### Your objective:
Will you print the material below without altering a single character?

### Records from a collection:
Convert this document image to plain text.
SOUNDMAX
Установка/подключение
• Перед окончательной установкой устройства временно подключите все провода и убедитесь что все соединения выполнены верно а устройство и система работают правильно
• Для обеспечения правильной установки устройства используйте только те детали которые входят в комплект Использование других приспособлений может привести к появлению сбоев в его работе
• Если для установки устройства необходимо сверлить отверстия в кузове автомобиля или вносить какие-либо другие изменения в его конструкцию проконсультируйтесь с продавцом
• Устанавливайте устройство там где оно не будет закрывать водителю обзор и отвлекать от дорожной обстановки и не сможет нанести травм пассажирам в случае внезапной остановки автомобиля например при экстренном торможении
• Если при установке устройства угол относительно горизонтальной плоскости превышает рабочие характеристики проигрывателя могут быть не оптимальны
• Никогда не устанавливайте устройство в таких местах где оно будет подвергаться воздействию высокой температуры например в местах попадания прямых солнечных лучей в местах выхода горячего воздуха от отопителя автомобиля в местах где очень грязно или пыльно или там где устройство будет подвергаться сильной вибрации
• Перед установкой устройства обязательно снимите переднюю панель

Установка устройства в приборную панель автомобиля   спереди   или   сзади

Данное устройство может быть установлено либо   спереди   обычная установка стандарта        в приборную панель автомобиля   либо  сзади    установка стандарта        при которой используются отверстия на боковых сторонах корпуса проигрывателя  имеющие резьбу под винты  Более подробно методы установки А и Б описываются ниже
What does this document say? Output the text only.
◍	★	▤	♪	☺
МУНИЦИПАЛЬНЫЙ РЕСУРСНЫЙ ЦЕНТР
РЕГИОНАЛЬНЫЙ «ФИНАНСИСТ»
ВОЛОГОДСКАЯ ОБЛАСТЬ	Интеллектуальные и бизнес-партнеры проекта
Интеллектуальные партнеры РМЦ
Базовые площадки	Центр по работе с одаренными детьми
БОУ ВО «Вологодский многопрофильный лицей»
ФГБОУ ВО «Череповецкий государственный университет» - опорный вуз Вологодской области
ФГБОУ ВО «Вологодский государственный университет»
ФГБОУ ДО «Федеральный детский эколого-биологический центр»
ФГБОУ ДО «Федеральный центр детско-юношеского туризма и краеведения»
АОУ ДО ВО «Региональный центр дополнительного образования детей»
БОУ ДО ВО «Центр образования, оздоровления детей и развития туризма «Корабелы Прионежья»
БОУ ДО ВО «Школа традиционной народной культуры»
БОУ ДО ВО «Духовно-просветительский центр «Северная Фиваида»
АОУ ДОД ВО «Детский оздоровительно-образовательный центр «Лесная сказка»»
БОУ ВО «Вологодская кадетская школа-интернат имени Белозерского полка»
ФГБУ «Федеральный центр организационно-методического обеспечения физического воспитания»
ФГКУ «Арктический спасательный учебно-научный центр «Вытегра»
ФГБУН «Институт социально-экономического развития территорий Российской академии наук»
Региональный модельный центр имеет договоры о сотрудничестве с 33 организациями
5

### Problem solution:
Convert this document image to plain text.
SOUNDMAX
Установка/подключение
• Перед окончательной установкой устройства временно подключите все провода и убедитесь что все соединения выполнены верно а устройство и система работают правильно
• Для обеспечения правильной установки устройства используйте только те детали которые входят в комплект Использование других приспособлений может привести к появлению сбоев в его работе
• Если для установки устройства необходимо сверлить отверстия в кузове автомобиля или вносить какие-либо другие изменения в его конструкцию проконсультируйтесь с продавцом
• Устанавливайте устройство там где оно не будет закрывать водителю обзор и отвлекать от дорожной обстановки и не сможет нанести травм пассажирам в случае внезапной остановки автомобиля например при экстренном торможении
• Если при установке устройства угол относительно горизонтальной плоскости превышает рабочие характеристики проигрывателя могут быть не оптимальны
• Никогда не устанавливайте устройство в таких местах где оно будет подвергаться воздействию высокой температуры например в местах попадания прямых солнечных лучей в местах выхода горячего воздуха от отопителя автомобиля в местах где очень грязно или пыльно или там где устройство будет подвергаться сильной вибрации
• Перед установкой устройства обязательно снимите переднюю панель

Установка устройства в приборную панель автомобиля   спереди   или   сзади

Данное устройство может быть установлено либо   спереди   обычная установка стандарта        в приборную панель автомобиля   либо  сзади    установка стандарта        при которой используются отверстия на боковых сторонах корпуса проигрывателя  имеющие резьбу под винты  Более подробно методы установки А и Б описываются ниже
What does this document say? Output the text only.
◍	★	▤	♪	☺
МУНИЦИПАЛЬНЫЙ РЕСУРСНЫЙ ЦЕНТР
РЕГИОНАЛЬНЫЙ «ФИНАНСИСТ»
ВОЛОГОДСКАЯ ОБЛАСТЬ	Интеллектуальные и бизнес-партнеры проекта
Интеллектуальные партнеры РМЦ
Базовые площадки	Центр по работе с одаренными детьми
БОУ ВО «Вологодский многопрофильный лицей»
ФГБОУ ВО «Череповецкий государственный университет» - опорный вуз Вологодской области
ФГБОУ ВО «Вологодский государственный университет»
ФГБОУ ДО «Федеральный детский эколого-биологический центр»
ФГБОУ ДО «Федеральный центр детско-юношеского туризма и краеведения»
АОУ ДО ВО «Региональный центр дополнительного образования детей»
БОУ ДО ВО «Центр образования, оздоровления детей и развития туризма «Корабелы Прионежья»
БОУ ДО ВО «Школа традиционной народной культуры»
БОУ ДО ВО «Духовно-просветительский центр «Северная Фиваида»
АОУ ДОД ВО «Детский оздоровительно-образовательный центр «Лесная сказка»»
БОУ ВО «Вологодская кадетская школа-интернат имени Белозерского полка»
ФГБУ «Федеральный центр организационно-методического обеспечения физического воспитания»
ФГКУ «Арктический спасательный учебно-научный центр «Вытегра»
ФГБУН «Институт социально-экономического развития территорий Российской академии наук»
Региональный модельный центр имеет договоры о сотрудничестве с 33 организациями
5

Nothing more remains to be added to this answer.